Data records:
*****

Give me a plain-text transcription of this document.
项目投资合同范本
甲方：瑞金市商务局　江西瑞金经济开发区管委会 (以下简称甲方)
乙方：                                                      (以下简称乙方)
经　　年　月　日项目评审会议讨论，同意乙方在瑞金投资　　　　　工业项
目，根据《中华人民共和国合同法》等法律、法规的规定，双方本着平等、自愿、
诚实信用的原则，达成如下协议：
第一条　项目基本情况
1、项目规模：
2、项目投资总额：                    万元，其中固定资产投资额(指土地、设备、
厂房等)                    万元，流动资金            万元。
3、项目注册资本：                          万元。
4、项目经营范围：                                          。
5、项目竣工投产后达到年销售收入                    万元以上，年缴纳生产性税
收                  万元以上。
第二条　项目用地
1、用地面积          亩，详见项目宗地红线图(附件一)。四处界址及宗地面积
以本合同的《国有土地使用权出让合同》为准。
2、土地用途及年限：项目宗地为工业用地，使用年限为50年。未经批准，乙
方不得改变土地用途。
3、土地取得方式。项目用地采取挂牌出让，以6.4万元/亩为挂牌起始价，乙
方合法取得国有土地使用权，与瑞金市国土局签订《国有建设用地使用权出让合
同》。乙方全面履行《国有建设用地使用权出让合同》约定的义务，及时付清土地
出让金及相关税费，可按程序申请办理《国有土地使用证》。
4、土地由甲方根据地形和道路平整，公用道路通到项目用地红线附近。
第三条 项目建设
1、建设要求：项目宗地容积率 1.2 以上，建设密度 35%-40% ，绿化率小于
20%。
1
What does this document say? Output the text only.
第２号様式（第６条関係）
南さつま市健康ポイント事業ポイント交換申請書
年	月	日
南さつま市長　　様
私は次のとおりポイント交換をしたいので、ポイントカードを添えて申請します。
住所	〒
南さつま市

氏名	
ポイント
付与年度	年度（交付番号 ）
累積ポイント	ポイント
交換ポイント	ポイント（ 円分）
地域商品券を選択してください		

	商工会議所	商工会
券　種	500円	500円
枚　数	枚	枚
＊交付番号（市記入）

*****

◆ WHAT THE TASK REQUIRES
Please quote the data above in full, with no line missing.

◆ RIGHT ANSWER
Give me a plain-text transcription of this document.
项目投资合同范本
甲方：瑞金市商务局　江西瑞金经济开发区管委会 (以下简称甲方)
乙方：                                                      (以下简称乙方)
经　　年　月　日项目评审会议讨论，同意乙方在瑞金投资　　　　　工业项
目，根据《中华人民共和国合同法》等法律、法规的规定，双方本着平等、自愿、
诚实信用的原则，达成如下协议：
第一条　项目基本情况
1、项目规模：
2、项目投资总额：                    万元，其中固定资产投资额(指土地、设备、
厂房等)                    万元，流动资金            万元。
3、项目注册资本：                          万元。
4、项目经营范围：                                          。
5、项目竣工投产后达到年销售收入                    万元以上，年缴纳生产性税
收                  万元以上。
第二条　项目用地
1、用地面积          亩，详见项目宗地红线图(附件一)。四处界址及宗地面积
以本合同的《国有土地使用权出让合同》为准。
2、土地用途及年限：项目宗地为工业用地，使用年限为50年。未经批准，乙
方不得改变土地用途。
3、土地取得方式。项目用地采取挂牌出让，以6.4万元/亩为挂牌起始价，乙
方合法取得国有土地使用权，与瑞金市国土局签订《国有建设用地使用权出让合
同》。乙方全面履行《国有建设用地使用权出让合同》约定的义务，及时付清土地
出让金及相关税费，可按程序申请办理《国有土地使用证》。
4、土地由甲方根据地形和道路平整，公用道路通到项目用地红线附近。
第三条 项目建设
1、建设要求：项目宗地容积率 1.2 以上，建设密度 35%-40% ，绿化率小于
20%。
1
What does this document say? Output the text only.
第２号様式（第６条関係）
南さつま市健康ポイント事業ポイント交換申請書
年	月	日
南さつま市長　　様
私は次のとおりポイント交換をしたいので、ポイントカードを添えて申請します。
住所	〒
南さつま市

氏名	
ポイント
付与年度	年度（交付番号 ）
累積ポイント	ポイント
交換ポイント	ポイント（ 円分）
地域商品券を選択してください		

	商工会議所	商工会
券　種	500円	500円
枚　数	枚	枚
＊交付番号（市記入）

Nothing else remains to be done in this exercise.